Start of DATA SECTION

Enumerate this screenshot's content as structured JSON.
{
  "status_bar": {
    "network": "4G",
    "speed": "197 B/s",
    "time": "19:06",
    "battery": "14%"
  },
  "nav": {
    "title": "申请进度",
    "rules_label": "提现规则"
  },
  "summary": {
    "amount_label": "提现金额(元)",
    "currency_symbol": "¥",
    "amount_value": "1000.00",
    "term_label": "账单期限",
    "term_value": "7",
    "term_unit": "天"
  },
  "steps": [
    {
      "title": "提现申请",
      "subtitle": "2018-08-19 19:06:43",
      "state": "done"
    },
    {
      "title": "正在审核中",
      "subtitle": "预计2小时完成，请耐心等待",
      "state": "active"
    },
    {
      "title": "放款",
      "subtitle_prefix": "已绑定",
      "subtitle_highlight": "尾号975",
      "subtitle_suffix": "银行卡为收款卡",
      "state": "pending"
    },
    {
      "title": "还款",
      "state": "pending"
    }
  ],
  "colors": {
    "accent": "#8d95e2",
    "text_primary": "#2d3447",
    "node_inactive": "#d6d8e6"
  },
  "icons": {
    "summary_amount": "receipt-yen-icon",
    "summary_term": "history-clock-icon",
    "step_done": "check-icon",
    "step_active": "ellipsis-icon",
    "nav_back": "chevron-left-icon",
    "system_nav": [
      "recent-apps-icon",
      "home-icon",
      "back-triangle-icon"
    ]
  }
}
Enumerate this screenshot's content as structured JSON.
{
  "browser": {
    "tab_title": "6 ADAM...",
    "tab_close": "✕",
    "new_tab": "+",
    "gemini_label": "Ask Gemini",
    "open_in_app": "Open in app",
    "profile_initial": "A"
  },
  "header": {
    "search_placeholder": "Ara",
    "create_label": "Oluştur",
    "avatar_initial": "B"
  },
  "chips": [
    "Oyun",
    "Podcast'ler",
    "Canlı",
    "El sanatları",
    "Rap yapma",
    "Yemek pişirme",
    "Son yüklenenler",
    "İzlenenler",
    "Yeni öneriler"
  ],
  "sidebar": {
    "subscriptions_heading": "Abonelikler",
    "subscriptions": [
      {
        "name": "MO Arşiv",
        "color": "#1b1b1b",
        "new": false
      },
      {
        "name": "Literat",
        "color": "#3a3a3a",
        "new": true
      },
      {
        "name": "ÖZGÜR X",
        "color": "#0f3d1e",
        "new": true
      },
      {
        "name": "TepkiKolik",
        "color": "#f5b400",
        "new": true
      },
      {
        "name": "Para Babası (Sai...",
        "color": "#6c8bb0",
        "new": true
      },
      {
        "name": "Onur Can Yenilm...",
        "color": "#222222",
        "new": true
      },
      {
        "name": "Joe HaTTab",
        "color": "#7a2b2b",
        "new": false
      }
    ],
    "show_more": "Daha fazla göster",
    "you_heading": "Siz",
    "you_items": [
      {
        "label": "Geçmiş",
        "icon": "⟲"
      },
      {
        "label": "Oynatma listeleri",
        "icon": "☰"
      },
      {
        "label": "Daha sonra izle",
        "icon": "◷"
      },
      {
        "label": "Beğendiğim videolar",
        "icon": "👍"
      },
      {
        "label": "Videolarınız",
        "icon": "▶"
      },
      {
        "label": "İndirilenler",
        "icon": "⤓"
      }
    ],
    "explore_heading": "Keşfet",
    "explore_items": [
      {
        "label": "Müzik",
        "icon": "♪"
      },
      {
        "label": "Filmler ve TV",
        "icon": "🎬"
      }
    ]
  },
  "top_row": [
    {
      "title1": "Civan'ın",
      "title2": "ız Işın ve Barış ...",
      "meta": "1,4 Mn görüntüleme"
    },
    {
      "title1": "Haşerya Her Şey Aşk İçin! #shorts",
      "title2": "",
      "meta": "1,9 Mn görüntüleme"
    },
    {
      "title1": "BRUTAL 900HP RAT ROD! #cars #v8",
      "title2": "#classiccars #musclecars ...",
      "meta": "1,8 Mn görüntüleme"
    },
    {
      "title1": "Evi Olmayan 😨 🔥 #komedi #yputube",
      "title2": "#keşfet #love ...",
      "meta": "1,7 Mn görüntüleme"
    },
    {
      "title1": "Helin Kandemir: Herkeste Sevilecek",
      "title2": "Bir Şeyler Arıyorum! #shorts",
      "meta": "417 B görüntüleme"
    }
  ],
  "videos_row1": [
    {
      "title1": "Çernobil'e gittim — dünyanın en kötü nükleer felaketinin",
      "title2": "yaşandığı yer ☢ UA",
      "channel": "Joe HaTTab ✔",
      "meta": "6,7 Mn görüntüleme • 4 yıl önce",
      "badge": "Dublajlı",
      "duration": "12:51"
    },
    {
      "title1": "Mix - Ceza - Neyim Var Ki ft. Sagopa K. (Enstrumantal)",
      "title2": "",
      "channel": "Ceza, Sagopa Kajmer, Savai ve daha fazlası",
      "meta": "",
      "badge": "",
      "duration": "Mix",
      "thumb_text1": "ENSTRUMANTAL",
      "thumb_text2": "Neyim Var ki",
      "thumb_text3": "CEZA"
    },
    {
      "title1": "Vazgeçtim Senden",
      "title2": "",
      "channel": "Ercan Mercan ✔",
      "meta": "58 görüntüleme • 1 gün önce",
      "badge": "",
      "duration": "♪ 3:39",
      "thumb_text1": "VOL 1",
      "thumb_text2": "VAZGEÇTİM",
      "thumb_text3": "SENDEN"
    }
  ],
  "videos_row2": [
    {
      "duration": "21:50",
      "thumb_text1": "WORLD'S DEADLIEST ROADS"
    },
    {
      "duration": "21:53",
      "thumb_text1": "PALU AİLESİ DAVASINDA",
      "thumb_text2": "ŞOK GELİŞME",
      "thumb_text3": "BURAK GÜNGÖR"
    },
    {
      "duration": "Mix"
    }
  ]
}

End of DATA SECTION

WHAT TO PRODUCE
Write the entries again, exactly as they stand.

EXERCISE RESULT
Enumerate this screenshot's content as structured JSON.
{
  "status_bar": {
    "network": "4G",
    "speed": "197 B/s",
    "time": "19:06",
    "battery": "14%"
  },
  "nav": {
    "title": "申请进度",
    "rules_label": "提现规则"
  },
  "summary": {
    "amount_label": "提现金额(元)",
    "currency_symbol": "¥",
    "amount_value": "1000.00",
    "term_label": "账单期限",
    "term_value": "7",
    "term_unit": "天"
  },
  "steps": [
    {
      "title": "提现申请",
      "subtitle": "2018-08-19 19:06:43",
      "state": "done"
    },
    {
      "title": "正在审核中",
      "subtitle": "预计2小时完成，请耐心等待",
      "state": "active"
    },
    {
      "title": "放款",
      "subtitle_prefix": "已绑定",
      "subtitle_highlight": "尾号975",
      "subtitle_suffix": "银行卡为收款卡",
      "state": "pending"
    },
    {
      "title": "还款",
      "state": "pending"
    }
  ],
  "colors": {
    "accent": "#8d95e2",
    "text_primary": "#2d3447",
    "node_inactive": "#d6d8e6"
  },
  "icons": {
    "summary_amount": "receipt-yen-icon",
    "summary_term": "history-clock-icon",
    "step_done": "check-icon",
    "step_active": "ellipsis-icon",
    "nav_back": "chevron-left-icon",
    "system_nav": [
      "recent-apps-icon",
      "home-icon",
      "back-triangle-icon"
    ]
  }
}
Enumerate this screenshot's content as structured JSON.
{
  "browser": {
    "tab_title": "6 ADAM...",
    "tab_close": "✕",
    "new_tab": "+",
    "gemini_label": "Ask Gemini",
    "open_in_app": "Open in app",
    "profile_initial": "A"
  },
  "header": {
    "search_placeholder": "Ara",
    "create_label": "Oluştur",
    "avatar_initial": "B"
  },
  "chips": [
    "Oyun",
    "Podcast'ler",
    "Canlı",
    "El sanatları",
    "Rap yapma",
    "Yemek pişirme",
    "Son yüklenenler",
    "İzlenenler",
    "Yeni öneriler"
  ],
  "sidebar": {
    "subscriptions_heading": "Abonelikler",
    "subscriptions": [
      {
        "name": "MO Arşiv",
        "color": "#1b1b1b",
        "new": false
      },
      {
        "name": "Literat",
        "color": "#3a3a3a",
        "new": true
      },
      {
        "name": "ÖZGÜR X",
        "color": "#0f3d1e",
        "new": true
      },
      {
        "name": "TepkiKolik",
        "color": "#f5b400",
        "new": true
      },
      {
        "name": "Para Babası (Sai...",
        "color": "#6c8bb0",
        "new": true
      },
      {
        "name": "Onur Can Yenilm...",
        "color": "#222222",
        "new": true
      },
      {
        "name": "Joe HaTTab",
        "color": "#7a2b2b",
        "new": false
      }
    ],
    "show_more": "Daha fazla göster",
    "you_heading": "Siz",
    "you_items": [
      {
        "label": "Geçmiş",
        "icon": "⟲"
      },
      {
        "label": "Oynatma listeleri",
        "icon": "☰"
      },
      {
        "label": "Daha sonra izle",
        "icon": "◷"
      },
      {
        "label": "Beğendiğim videolar",
        "icon": "👍"
      },
      {
        "label": "Videolarınız",
        "icon": "▶"
      },
      {
        "label": "İndirilenler",
        "icon": "⤓"
      }
    ],
    "explore_heading": "Keşfet",
    "explore_items": [
      {
        "label": "Müzik",
        "icon": "♪"
      },
      {
        "label": "Filmler ve TV",
        "icon": "🎬"
      }
    ]
  },
  "top_row": [
    {
      "title1": "Civan'ın",
      "title2": "ız Işın ve Barış ...",
      "meta": "1,4 Mn görüntüleme"
    },
    {
      "title1": "Haşerya Her Şey Aşk İçin! #shorts",
      "title2": "",
      "meta": "1,9 Mn görüntüleme"
    },
    {
      "title1": "BRUTAL 900HP RAT ROD! #cars #v8",
      "title2": "#classiccars #musclecars ...",
      "meta": "1,8 Mn görüntüleme"
    },
    {
      "title1": "Evi Olmayan 😨 🔥 #komedi #yputube",
      "title2": "#keşfet #love ...",
      "meta": "1,7 Mn görüntüleme"
    },
    {
      "title1": "Helin Kandemir: Herkeste Sevilecek",
      "title2": "Bir Şeyler Arıyorum! #shorts",
      "meta": "417 B görüntüleme"
    }
  ],
  "videos_row1": [
    {
      "title1": "Çernobil'e gittim — dünyanın en kötü nükleer felaketinin",
      "title2": "yaşandığı yer ☢ UA",
      "channel": "Joe HaTTab ✔",
      "meta": "6,7 Mn görüntüleme • 4 yıl önce",
      "badge": "Dublajlı",
      "duration": "12:51"
    },
    {
      "title1": "Mix - Ceza - Neyim Var Ki ft. Sagopa K. (Enstrumantal)",
      "title2": "",
      "channel": "Ceza, Sagopa Kajmer, Savai ve daha fazlası",
      "meta": "",
      "badge": "",
      "duration": "Mix",
      "thumb_text1": "ENSTRUMANTAL",
      "thumb_text2": "Neyim Var ki",
      "thumb_text3": "CEZA"
    },
    {
      "title1": "Vazgeçtim Senden",
      "title2": "",
      "channel": "Ercan Mercan ✔",
      "meta": "58 görüntüleme • 1 gün önce",
      "badge": "",
      "duration": "♪ 3:39",
      "thumb_text1": "VOL 1",
      "thumb_text2": "VAZGEÇTİM",
      "thumb_text3": "SENDEN"
    }
  ],
  "videos_row2": [
    {
      "duration": "21:50",
      "thumb_text1": "WORLD'S DEADLIEST ROADS"
    },
    {
      "duration": "21:53",
      "thumb_text1": "PALU AİLESİ DAVASINDA",
      "thumb_text2": "ŞOK GELİŞME",
      "thumb_text3": "BURAK GÜNGÖR"
    },
    {
      "duration": "Mix"
    }
  ]
}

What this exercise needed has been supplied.